Records excerpted from a collection
##########
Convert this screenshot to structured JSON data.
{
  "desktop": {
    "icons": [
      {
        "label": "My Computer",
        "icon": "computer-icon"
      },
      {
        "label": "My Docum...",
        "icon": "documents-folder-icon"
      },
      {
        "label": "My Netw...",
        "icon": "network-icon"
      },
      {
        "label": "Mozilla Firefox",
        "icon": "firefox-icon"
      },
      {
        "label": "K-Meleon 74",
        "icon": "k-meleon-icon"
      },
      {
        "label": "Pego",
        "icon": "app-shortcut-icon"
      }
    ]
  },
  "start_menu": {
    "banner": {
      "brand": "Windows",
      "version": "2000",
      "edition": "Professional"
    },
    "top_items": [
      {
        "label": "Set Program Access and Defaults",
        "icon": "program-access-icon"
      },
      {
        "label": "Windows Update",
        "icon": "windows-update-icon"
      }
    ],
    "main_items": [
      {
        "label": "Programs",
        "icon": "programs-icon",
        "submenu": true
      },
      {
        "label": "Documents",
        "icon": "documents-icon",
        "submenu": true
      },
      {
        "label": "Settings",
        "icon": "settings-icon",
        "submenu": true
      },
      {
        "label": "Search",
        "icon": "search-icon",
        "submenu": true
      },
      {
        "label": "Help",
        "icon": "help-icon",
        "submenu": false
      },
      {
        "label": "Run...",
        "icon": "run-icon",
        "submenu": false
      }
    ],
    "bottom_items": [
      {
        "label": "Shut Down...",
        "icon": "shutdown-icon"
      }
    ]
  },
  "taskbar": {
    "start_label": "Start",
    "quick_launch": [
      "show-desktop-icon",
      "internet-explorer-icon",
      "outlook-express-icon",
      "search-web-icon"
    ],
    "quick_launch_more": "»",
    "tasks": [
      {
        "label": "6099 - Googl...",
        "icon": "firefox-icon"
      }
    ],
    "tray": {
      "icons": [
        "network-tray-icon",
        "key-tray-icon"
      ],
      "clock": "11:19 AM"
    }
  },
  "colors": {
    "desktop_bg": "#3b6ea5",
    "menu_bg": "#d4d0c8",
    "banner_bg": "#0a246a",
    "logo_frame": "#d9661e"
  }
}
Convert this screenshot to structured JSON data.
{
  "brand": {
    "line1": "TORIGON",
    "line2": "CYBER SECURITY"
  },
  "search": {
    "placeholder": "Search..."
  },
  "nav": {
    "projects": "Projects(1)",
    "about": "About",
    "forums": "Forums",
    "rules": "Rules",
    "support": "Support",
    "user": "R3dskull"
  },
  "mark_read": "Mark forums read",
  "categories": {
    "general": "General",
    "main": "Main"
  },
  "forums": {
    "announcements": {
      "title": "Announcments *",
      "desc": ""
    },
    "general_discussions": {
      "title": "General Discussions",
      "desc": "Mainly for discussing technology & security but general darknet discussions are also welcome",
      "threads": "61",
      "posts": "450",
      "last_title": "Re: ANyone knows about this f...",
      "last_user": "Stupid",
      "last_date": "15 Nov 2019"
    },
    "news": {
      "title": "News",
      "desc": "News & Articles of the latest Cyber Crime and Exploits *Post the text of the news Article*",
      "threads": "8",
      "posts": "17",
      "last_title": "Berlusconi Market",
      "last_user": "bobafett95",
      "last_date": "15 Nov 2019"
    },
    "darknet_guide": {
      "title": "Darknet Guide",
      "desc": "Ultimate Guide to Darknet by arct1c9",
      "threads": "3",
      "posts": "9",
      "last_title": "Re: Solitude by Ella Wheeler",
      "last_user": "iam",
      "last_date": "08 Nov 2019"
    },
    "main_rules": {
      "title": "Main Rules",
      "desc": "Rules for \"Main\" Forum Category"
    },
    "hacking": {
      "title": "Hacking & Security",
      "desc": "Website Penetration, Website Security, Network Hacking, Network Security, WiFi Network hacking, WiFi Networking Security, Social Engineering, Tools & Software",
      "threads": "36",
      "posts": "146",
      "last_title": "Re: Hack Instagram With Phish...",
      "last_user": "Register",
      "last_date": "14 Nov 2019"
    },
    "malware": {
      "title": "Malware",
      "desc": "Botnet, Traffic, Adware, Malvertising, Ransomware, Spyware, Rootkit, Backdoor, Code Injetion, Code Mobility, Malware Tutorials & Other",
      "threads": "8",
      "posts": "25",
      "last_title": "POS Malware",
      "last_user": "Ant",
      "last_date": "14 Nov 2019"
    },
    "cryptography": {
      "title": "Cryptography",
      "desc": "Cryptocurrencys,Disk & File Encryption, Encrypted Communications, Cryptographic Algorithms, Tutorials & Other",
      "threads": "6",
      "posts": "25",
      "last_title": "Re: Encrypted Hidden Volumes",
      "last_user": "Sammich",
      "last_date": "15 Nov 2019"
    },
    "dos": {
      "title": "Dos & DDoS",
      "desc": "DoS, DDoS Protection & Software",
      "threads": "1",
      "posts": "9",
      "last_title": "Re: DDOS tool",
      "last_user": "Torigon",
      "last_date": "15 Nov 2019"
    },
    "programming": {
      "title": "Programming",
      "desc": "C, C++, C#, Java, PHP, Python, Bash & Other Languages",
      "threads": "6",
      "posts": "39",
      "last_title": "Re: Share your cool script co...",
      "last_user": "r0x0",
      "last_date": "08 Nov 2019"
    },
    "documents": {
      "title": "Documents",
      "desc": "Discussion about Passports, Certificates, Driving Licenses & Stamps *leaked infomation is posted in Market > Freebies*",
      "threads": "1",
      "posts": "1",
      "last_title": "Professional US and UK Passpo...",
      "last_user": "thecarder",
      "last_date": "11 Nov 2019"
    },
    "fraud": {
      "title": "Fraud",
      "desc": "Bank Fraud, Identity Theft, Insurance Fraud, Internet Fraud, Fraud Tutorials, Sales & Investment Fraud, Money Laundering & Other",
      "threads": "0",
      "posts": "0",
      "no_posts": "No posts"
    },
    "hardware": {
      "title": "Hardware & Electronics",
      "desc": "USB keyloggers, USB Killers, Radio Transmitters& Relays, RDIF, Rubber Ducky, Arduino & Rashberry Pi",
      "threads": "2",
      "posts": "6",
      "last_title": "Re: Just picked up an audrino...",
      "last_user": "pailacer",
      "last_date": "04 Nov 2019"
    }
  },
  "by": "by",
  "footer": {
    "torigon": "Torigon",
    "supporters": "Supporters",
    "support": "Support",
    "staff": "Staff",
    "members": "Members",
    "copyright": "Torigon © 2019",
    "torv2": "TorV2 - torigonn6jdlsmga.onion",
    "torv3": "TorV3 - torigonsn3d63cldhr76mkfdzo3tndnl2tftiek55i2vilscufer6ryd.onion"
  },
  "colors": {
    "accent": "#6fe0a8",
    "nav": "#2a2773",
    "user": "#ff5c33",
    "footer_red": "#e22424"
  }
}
##########
### TASK DESCRIPTION
Pull out each line of the entries that contains "Market".

### SOLUTION TO THE EXERCISE
      "last_title": "Berlusconi Market",
      "desc": "Discussion about Passports, Certificates, Driving Licenses & Stamps *leaked infomation is posted in Market > Freebies*",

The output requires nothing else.